→ **What you have to do**: Make an exact copy of the lines, leaving the pictures out.
— START OF Material provided —
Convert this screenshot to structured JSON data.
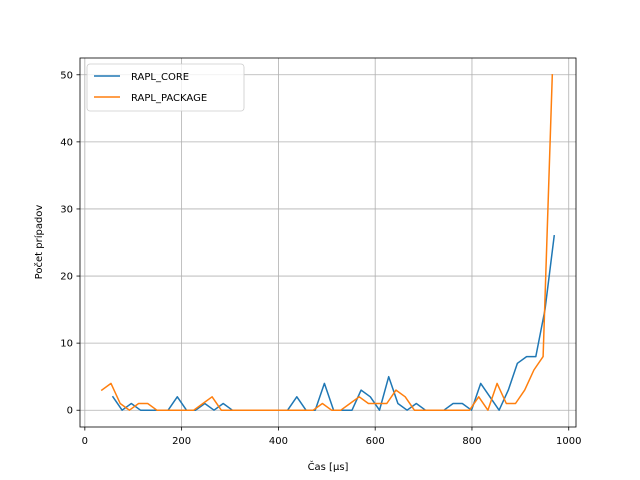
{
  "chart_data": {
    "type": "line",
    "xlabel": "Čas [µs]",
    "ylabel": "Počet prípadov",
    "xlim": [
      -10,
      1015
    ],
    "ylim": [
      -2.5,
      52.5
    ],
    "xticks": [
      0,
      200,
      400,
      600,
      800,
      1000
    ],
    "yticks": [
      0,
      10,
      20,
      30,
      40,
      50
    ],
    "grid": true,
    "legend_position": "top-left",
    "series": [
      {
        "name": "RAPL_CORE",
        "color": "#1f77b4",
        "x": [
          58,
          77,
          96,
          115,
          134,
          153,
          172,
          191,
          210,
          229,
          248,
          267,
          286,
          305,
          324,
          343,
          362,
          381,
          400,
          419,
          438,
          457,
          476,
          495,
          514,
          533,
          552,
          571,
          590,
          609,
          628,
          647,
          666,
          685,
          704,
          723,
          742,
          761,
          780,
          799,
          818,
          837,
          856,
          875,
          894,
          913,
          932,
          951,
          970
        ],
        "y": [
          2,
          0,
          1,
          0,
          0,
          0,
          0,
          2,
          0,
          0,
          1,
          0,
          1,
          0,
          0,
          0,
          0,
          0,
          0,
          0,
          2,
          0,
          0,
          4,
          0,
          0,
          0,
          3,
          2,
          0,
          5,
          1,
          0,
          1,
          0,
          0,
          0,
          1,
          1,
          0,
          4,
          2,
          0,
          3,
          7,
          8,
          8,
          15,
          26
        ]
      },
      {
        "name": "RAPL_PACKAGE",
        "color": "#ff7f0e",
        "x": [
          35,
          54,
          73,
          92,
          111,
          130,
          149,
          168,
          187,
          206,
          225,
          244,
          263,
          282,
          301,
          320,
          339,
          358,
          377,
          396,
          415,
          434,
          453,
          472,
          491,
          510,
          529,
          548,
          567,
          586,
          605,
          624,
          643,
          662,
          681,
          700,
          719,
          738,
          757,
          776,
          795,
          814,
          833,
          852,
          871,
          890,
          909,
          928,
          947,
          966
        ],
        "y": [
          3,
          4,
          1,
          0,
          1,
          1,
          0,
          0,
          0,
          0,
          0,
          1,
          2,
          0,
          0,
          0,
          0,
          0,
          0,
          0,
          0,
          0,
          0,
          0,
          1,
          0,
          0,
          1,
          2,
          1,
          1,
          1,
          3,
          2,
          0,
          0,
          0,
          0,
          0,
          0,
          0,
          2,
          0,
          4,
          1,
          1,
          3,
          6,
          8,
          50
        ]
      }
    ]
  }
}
— END OF Material provided —
→ **Task answer**:
Convert this screenshot to structured JSON data.
{
  "chart_data": {
    "type": "line",
    "xlabel": "Čas [µs]",
    "ylabel": "Počet prípadov",
    "xlim": [
      -10,
      1015
    ],
    "ylim": [
      -2.5,
      52.5
    ],
    "xticks": [
      0,
      200,
      400,
      600,
      800,
      1000
    ],
    "yticks": [
      0,
      10,
      20,
      30,
      40,
      50
    ],
    "grid": true,
    "legend_position": "top-left",
    "series": [
      {
        "name": "RAPL_CORE",
        "color": "#1f77b4",
        "x": [
          58,
          77,
          96,
          115,
          134,
          153,
          172,
          191,
          210,
          229,
          248,
          267,
          286,
          305,
          324,
          343,
          362,
          381,
          400,
          419,
          438,
          457,
          476,
          495,
          514,
          533,
          552,
          571,
          590,
          609,
          628,
          647,
          666,
          685,
          704,
          723,
          742,
          761,
          780,
          799,
          818,
          837,
          856,
          875,
          894,
          913,
          932,
          951,
          970
        ],
        "y": [
          2,
          0,
          1,
          0,
          0,
          0,
          0,
          2,
          0,
          0,
          1,
          0,
          1,
          0,
          0,
          0,
          0,
          0,
          0,
          0,
          2,
          0,
          0,
          4,
          0,
          0,
          0,
          3,
          2,
          0,
          5,
          1,
          0,
          1,
          0,
          0,
          0,
          1,
          1,
          0,
          4,
          2,
          0,
          3,
          7,
          8,
          8,
          15,
          26
        ]
      },
      {
        "name": "RAPL_PACKAGE",
        "color": "#ff7f0e",
        "x": [
          35,
          54,
          73,
          92,
          111,
          130,
          149,
          168,
          187,
          206,
          225,
          244,
          263,
          282,
          301,
          320,
          339,
          358,
          377,
          396,
          415,
          434,
          453,
          472,
          491,
          510,
          529,
          548,
          567,
          586,
          605,
          624,
          643,
          662,
          681,
          700,
          719,
          738,
          757,
          776,
          795,
          814,
          833,
          852,
          871,
          890,
          909,
          928,
          947,
          966
        ],
        "y": [
          3,
          4,
          1,
          0,
          1,
          1,
          0,
          0,
          0,
          0,
          0,
          1,
          2,
          0,
          0,
          0,
          0,
          0,
          0,
          0,
          0,
          0,
          0,
          0,
          1,
          0,
          0,
          1,
          2,
          1,
          1,
          1,
          3,
          2,
          0,
          0,
          0,
          0,
          0,
          0,
          0,
          2,
          0,
          4,
          1,
          1,
          3,
          6,
          8,
          50
        ]
      }
    ]
  }
}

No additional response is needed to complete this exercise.